# Work instructions
Every line containing the word "this" needs to be found and copied.

# Material supplied
Start
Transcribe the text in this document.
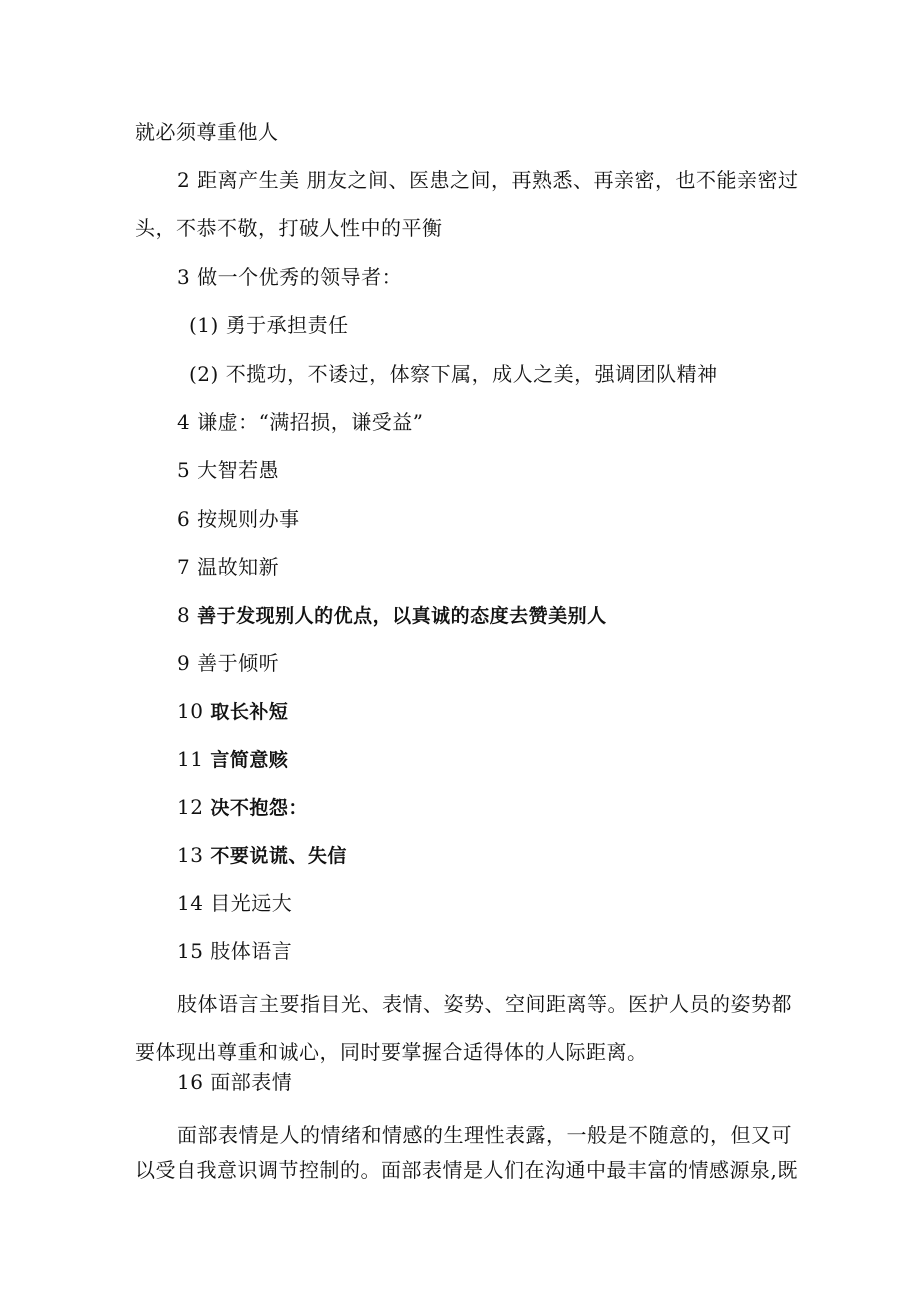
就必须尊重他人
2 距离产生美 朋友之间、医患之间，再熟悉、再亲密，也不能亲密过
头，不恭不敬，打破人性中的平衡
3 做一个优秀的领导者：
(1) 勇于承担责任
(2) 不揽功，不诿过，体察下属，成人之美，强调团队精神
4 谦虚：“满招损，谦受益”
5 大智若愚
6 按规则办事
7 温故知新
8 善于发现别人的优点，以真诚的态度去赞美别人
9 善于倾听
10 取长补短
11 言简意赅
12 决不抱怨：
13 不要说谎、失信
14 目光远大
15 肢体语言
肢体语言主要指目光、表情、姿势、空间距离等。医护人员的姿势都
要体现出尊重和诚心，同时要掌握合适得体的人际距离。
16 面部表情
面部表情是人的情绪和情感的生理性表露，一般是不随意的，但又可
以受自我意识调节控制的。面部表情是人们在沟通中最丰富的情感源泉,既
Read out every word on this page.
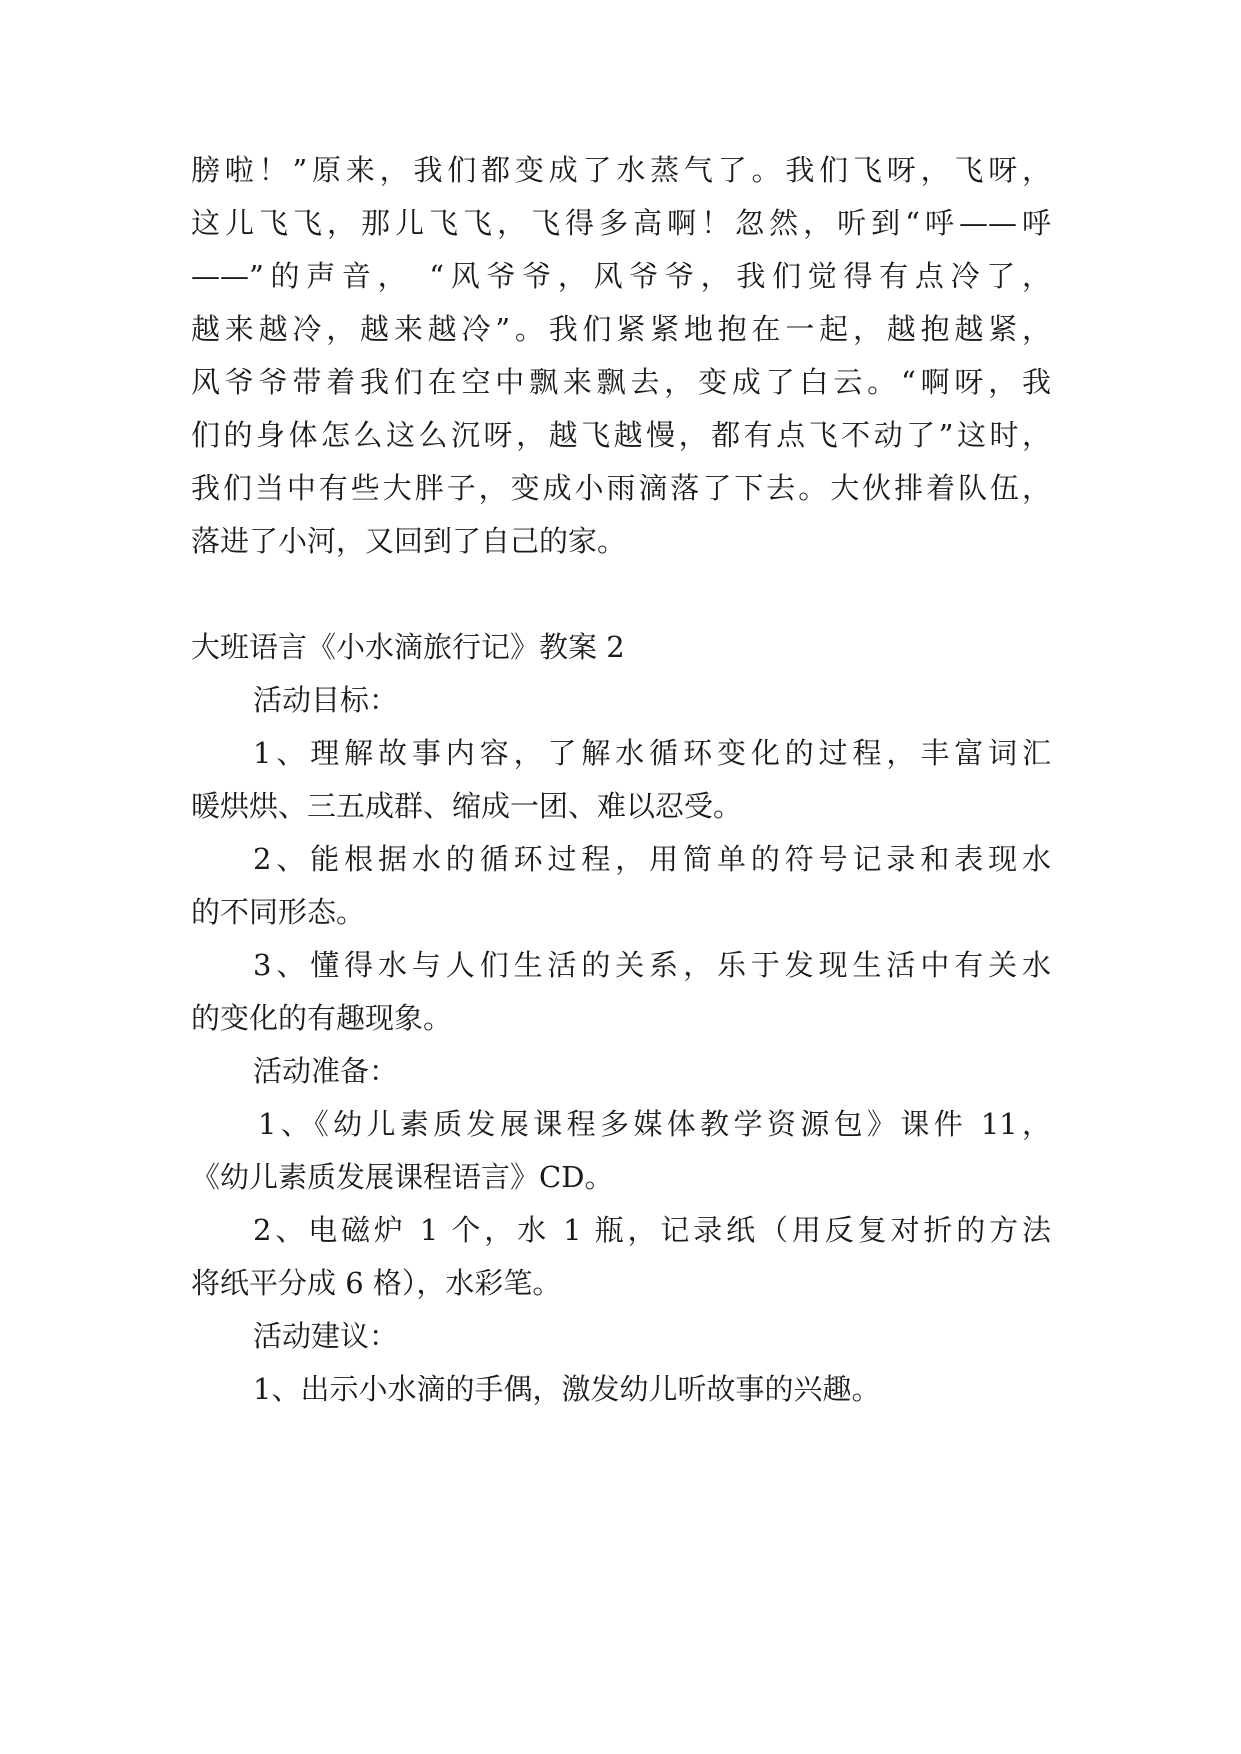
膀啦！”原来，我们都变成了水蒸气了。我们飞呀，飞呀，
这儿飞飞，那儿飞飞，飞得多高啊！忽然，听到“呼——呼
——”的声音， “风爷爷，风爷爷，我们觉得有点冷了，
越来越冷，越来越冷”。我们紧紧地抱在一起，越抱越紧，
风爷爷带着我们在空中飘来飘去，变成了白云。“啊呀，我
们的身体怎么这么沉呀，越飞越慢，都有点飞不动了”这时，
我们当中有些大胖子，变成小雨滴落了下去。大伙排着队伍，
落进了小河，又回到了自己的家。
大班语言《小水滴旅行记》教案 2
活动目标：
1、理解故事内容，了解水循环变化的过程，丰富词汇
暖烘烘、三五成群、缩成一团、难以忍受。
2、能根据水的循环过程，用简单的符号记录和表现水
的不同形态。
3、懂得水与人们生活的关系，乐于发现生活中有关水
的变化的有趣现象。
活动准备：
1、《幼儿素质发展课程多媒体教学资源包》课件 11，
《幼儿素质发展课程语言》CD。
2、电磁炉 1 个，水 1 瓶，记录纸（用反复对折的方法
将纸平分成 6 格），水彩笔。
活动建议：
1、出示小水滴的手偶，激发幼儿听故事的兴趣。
End
# Completed task
Transcribe the text in this document.
Read out every word on this page.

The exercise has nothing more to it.